__YOUR INSTRUCTIONS__: Determine how many lines in these records hold "Service". Only the number is wanted.

__MATERIAL TO PROCESS__:
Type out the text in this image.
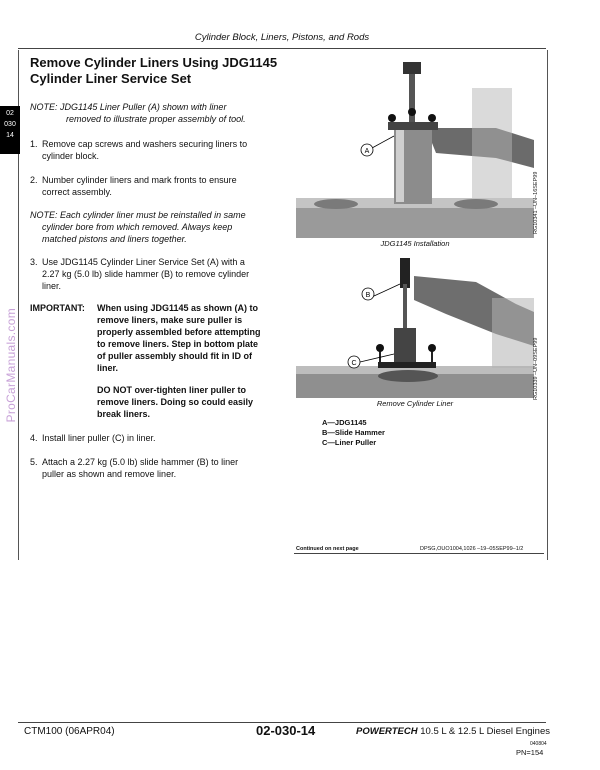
Cylinder Block, Liners, Pistons, and Rods
02
030
14
ProCarManuals.com
Remove Cylinder Liners Using JDG1145
Cylinder Liner Service Set
NOTE: JDG1145 Liner Puller (A) shown with liner
removed to illustrate proper assembly of tool.
1. Remove cap screws and washers securing liners to
cylinder block.
2. Number cylinder liners and mark fronts to ensure
correct assembly.
NOTE: Each cylinder liner must be reinstalled in same
cylinder bore from which removed. Always keep
matched pistons and liners together.
3. Use JDG1145 Cylinder Liner Service Set (A) with a
2.27 kg (5.0 lb) slide hammer (B) to remove cylinder
liner.
IMPORTANT:	When using JDG1145 as shown (A) to
remove liners, make sure puller is
properly assembled before attempting
to remove liners. Step in bottom plate
of puller assembly should fit in ID of
liner.
DO NOT over-tighten liner puller to
remove liners. Doing so could easily
break liners.
4. Install liner puller (C) in liner.
5. Attach a 2.27 kg (5.0 lb) slide hammer (B) to liner
puller as shown and remove liner.
A
RG10341 –UN–16SEP99
JDG1145 Installation
B
C	RG10339 –UN–09SEP99
Remove Cylinder Liner
A—JDG1145
B—Slide Hammer
C—Liner Puller
Continued on next page	DPSG,OUO1004,1026 –19–05SEP99–1/2
CTM100 (06APR04)	02-030-14	POWERTECH 10.5 L & 12.5 L Diesel Engines
040804
PN=154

__SOLUTION BELOW__: 2